• [WRITTEN INSTRUCTION] All entries are to be quoted exactly; the images stay out of the copy.

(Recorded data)
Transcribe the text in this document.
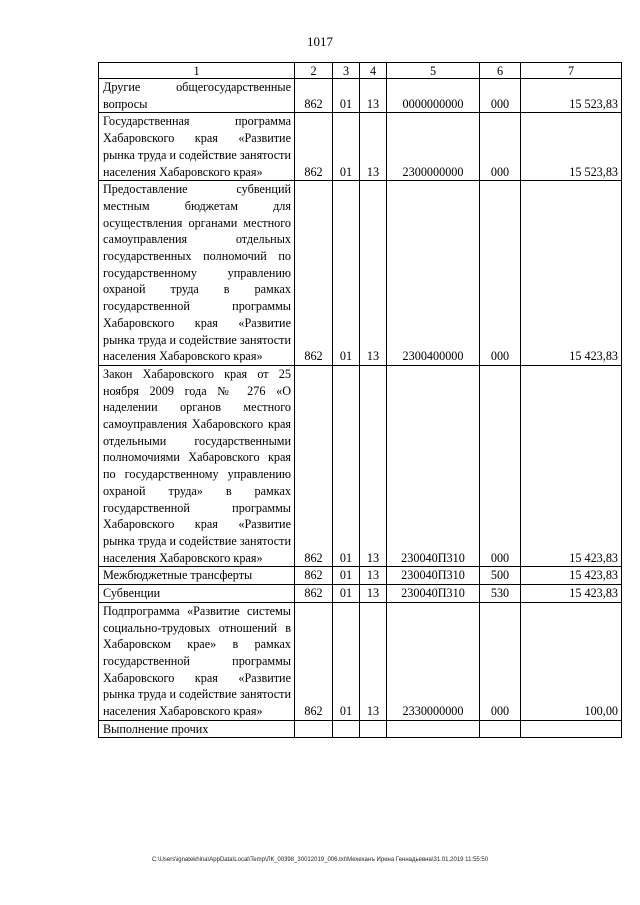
1017
1	2	3	4	5	6	7
Другие общегосударственные вопросы	862	01	13	0000000000	000	15 523,83
Государственная программа Хабаровского края «Развитие рынка труда и содействие занятости населения Хабаровского края»	862	01	13	2300000000	000	15 523,83
Предоставление субвенций местным бюджетам для осуществления органами местного самоуправления отдельных государственных полномочий по государственному управлению охраной труда в рамках государственной программы Хабаровского края «Развитие рынка труда и содействие занятости населения Хабаровского края»	862	01	13	2300400000	000	15 423,83
Закон Хабаровского края от 25 ноября 2009 года № 276 «О наделении органов местного самоуправления Хабаровского края отдельными государственными полномочиями Хабаровского края по государственному управлению охраной труда» в рамках государственной программы Хабаровского края «Развитие рынка труда и содействие занятости населения Хабаровского края»	862	01	13	230040П310	000	15 423,83
Межбюджетные трансферты	862	01	13	230040П310	500	15 423,83
Субвенции	862	01	13	230040П310	530	15 423,83
Подпрограмма «Развитие системы социально-трудовых отношений в Хабаровском крае» в рамках государственной программы Хабаровского края «Развитие рынка труда и содействие занятости населения Хабаровского края»	862	01	13	2330000000	000	100,00
Выполнение прочих						
C:\Users\ignatekhina\AppData\Local\Temp\ЛК_00398_30012019_006.txt\Мехеханъ Ирина Геннадьевна\31.01.2019 11:55:50
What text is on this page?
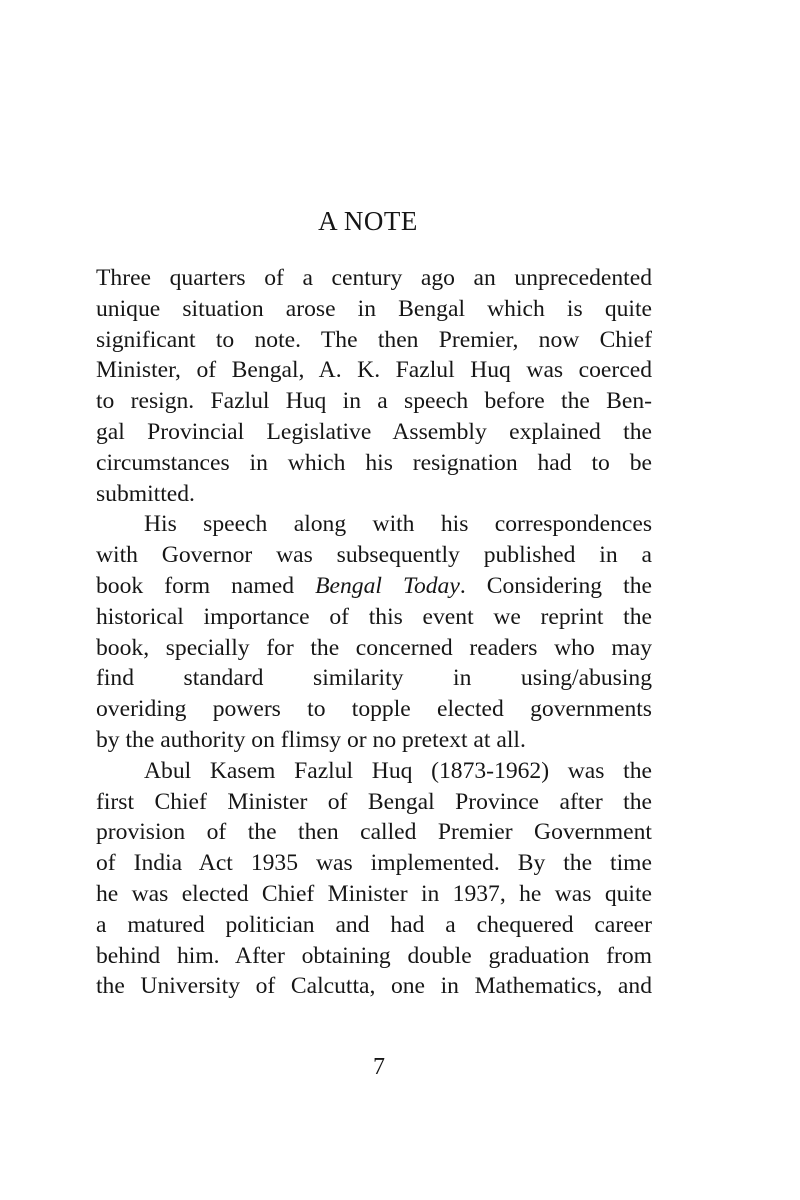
A NOTE
Three quarters of a century ago an unprecedented
unique situation arose in Bengal which is quite
significant to note. The then Premier, now Chief
Minister, of Bengal, A. K. Fazlul Huq was coerced
to resign. Fazlul Huq in a speech before the Ben-
gal Provincial Legislative Assembly explained the
circumstances in which his resignation had to be
submitted.
His speech along with his correspondences
with Governor was subsequently published in a
book form named Bengal Today. Considering the
historical importance of this event we reprint the
book, specially for the concerned readers who may
find standard similarity in using/abusing
overiding powers to topple elected governments
by the authority on flimsy or no pretext at all.
Abul Kasem Fazlul Huq (1873-1962) was the
first Chief Minister of Bengal Province after the
provision of the then called Premier Government
of India Act 1935 was implemented. By the time
he was elected Chief Minister in 1937, he was quite
a matured politician and had a chequered career
behind him. After obtaining double graduation from
the University of Calcutta, one in Mathematics, and
7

• [ANSWER TO THE TASK]
Transcribe the text in this document.
1017
1	2	3	4	5	6	7
Другие общегосударственные вопросы	862	01	13	0000000000	000	15 523,83
Государственная программа Хабаровского края «Развитие рынка труда и содействие занятости населения Хабаровского края»	862	01	13	2300000000	000	15 523,83
Предоставление субвенций местным бюджетам для осуществления органами местного самоуправления отдельных государственных полномочий по государственному управлению охраной труда в рамках государственной программы Хабаровского края «Развитие рынка труда и содействие занятости населения Хабаровского края»	862	01	13	2300400000	000	15 423,83
Закон Хабаровского края от 25 ноября 2009 года № 276 «О наделении органов местного самоуправления Хабаровского края отдельными государственными полномочиями Хабаровского края по государственному управлению охраной труда» в рамках государственной программы Хабаровского края «Развитие рынка труда и содействие занятости населения Хабаровского края»	862	01	13	230040П310	000	15 423,83
Межбюджетные трансферты	862	01	13	230040П310	500	15 423,83
Субвенции	862	01	13	230040П310	530	15 423,83
Подпрограмма «Развитие системы социально-трудовых отношений в Хабаровском крае» в рамках государственной программы Хабаровского края «Развитие рынка труда и содействие занятости населения Хабаровского края»	862	01	13	2330000000	000	100,00
Выполнение прочих						
C:\Users\ignatekhina\AppData\Local\Temp\ЛК_00398_30012019_006.txt\Мехеханъ Ирина Геннадьевна\31.01.2019 11:55:50
What text is on this page?
A NOTE
Three quarters of a century ago an unprecedented
unique situation arose in Bengal which is quite
significant to note. The then Premier, now Chief
Minister, of Bengal, A. K. Fazlul Huq was coerced
to resign. Fazlul Huq in a speech before the Ben-
gal Provincial Legislative Assembly explained the
circumstances in which his resignation had to be
submitted.
His speech along with his correspondences
with Governor was subsequently published in a
book form named Bengal Today. Considering the
historical importance of this event we reprint the
book, specially for the concerned readers who may
find standard similarity in using/abusing
overiding powers to topple elected governments
by the authority on flimsy or no pretext at all.
Abul Kasem Fazlul Huq (1873-1962) was the
first Chief Minister of Bengal Province after the
provision of the then called Premier Government
of India Act 1935 was implemented. By the time
he was elected Chief Minister in 1937, he was quite
a matured politician and had a chequered career
behind him. After obtaining double graduation from
the University of Calcutta, one in Mathematics, and
7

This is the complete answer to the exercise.